Task details: Print the records again, matching each line exactly.

Available records:
--- START ---
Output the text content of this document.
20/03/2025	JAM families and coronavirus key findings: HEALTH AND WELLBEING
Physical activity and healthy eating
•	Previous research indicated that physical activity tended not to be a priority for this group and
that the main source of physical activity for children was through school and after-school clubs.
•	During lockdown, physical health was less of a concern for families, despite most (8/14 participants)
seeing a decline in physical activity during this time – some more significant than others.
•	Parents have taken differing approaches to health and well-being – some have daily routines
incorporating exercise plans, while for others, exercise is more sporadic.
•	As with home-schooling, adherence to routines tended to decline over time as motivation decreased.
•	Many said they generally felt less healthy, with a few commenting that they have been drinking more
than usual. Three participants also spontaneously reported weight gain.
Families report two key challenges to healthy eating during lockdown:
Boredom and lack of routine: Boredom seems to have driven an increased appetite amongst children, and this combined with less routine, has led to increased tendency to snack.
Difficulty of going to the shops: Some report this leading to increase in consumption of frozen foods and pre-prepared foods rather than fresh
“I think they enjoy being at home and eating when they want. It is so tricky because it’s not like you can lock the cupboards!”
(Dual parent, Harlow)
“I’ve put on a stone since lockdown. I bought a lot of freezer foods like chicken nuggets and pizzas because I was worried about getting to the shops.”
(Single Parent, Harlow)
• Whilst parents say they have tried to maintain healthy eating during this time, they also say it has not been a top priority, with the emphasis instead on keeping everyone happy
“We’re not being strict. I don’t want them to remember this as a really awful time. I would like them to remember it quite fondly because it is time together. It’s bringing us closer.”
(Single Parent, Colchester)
--- END ---
Written response:
Output the text content of this document.
20/03/2025	JAM families and coronavirus key findings: HEALTH AND WELLBEING
Physical activity and healthy eating
•	Previous research indicated that physical activity tended not to be a priority for this group and
that the main source of physical activity for children was through school and after-school clubs.
•	During lockdown, physical health was less of a concern for families, despite most (8/14 participants)
seeing a decline in physical activity during this time – some more significant than others.
•	Parents have taken differing approaches to health and well-being – some have daily routines
incorporating exercise plans, while for others, exercise is more sporadic.
•	As with home-schooling, adherence to routines tended to decline over time as motivation decreased.
•	Many said they generally felt less healthy, with a few commenting that they have been drinking more
than usual. Three participants also spontaneously reported weight gain.
Families report two key challenges to healthy eating during lockdown:
Boredom and lack of routine: Boredom seems to have driven an increased appetite amongst children, and this combined with less routine, has led to increased tendency to snack.
Difficulty of going to the shops: Some report this leading to increase in consumption of frozen foods and pre-prepared foods rather than fresh
“I think they enjoy being at home and eating when they want. It is so tricky because it’s not like you can lock the cupboards!”
(Dual parent, Harlow)
“I’ve put on a stone since lockdown. I bought a lot of freezer foods like chicken nuggets and pizzas because I was worried about getting to the shops.”
(Single Parent, Harlow)
• Whilst parents say they have tried to maintain healthy eating during this time, they also say it has not been a top priority, with the emphasis instead on keeping everyone happy
“We’re not being strict. I don’t want them to remember this as a really awful time. I would like them to remember it quite fondly because it is time together. It’s bringing us closer.”
(Single Parent, Colchester)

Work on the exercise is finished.